Source records |
▼▼▼

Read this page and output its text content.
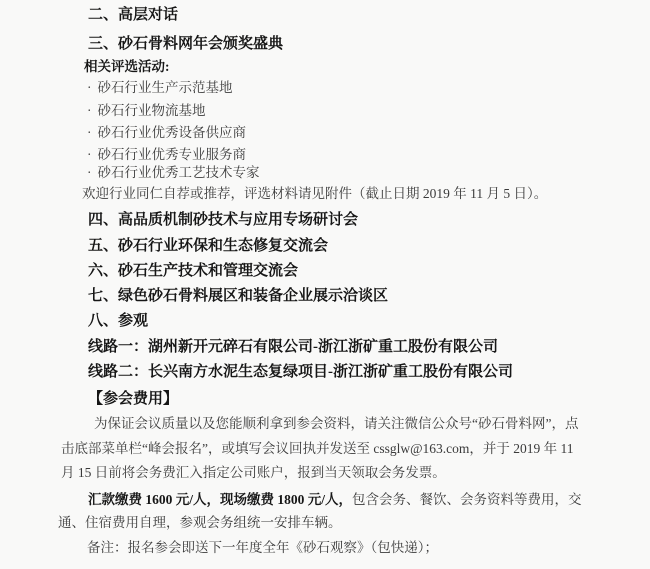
二、高层对话
三、砂石骨料网年会颁奖盛典
相关评选活动:
· 砂石行业生产示范基地
· 砂石行业物流基地
· 砂石行业优秀设备供应商
· 砂石行业优秀专业服务商
· 砂石行业优秀工艺技术专家
欢迎行业同仁自荐或推荐，评选材料请见附件（截止日期 2019 年 11 月 5 日）。
四、高品质机制砂技术与应用专场研讨会
五、砂石行业环保和生态修复交流会
六、砂石生产技术和管理交流会
七、绿色砂石骨料展区和装备企业展示洽谈区
八、参观
线路一：湖州新开元碎石有限公司-浙江浙矿重工股份有限公司
线路二：长兴南方水泥生态复绿项目-浙江浙矿重工股份有限公司
【参会费用】
为保证会议质量以及您能顺利拿到参会资料，请关注微信公众号“砂石骨料网”，点
击底部菜单栏“峰会报名”，或填写会议回执并发送至 cssglw@163.com，并于 2019 年 11
月 15 日前将会务费汇入指定公司账户，报到当天领取会务发票。
汇款缴费 1600 元/人，现场缴费 1800 元/人，包含会务、餐饮、会务资料等费用，交
通、住宿费用自理，参观会务组统一安排车辆。
备注：报名参会即送下一年度全年《砂石观察》（包快递）；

▲▲▲

Prompt | Every line of the data should be copied as it stands, without the images.

Completed exercise |
Read this page and output its text content.
二、高层对话
三、砂石骨料网年会颁奖盛典
相关评选活动:
· 砂石行业生产示范基地
· 砂石行业物流基地
· 砂石行业优秀设备供应商
· 砂石行业优秀专业服务商
· 砂石行业优秀工艺技术专家
欢迎行业同仁自荐或推荐，评选材料请见附件（截止日期 2019 年 11 月 5 日）。
四、高品质机制砂技术与应用专场研讨会
五、砂石行业环保和生态修复交流会
六、砂石生产技术和管理交流会
七、绿色砂石骨料展区和装备企业展示洽谈区
八、参观
线路一：湖州新开元碎石有限公司-浙江浙矿重工股份有限公司
线路二：长兴南方水泥生态复绿项目-浙江浙矿重工股份有限公司
【参会费用】
为保证会议质量以及您能顺利拿到参会资料，请关注微信公众号“砂石骨料网”，点
击底部菜单栏“峰会报名”，或填写会议回执并发送至 cssglw@163.com，并于 2019 年 11
月 15 日前将会务费汇入指定公司账户，报到当天领取会务发票。
汇款缴费 1600 元/人，现场缴费 1800 元/人，包含会务、餐饮、会务资料等费用，交
通、住宿费用自理，参观会务组统一安排车辆。
备注：报名参会即送下一年度全年《砂石观察》（包快递）；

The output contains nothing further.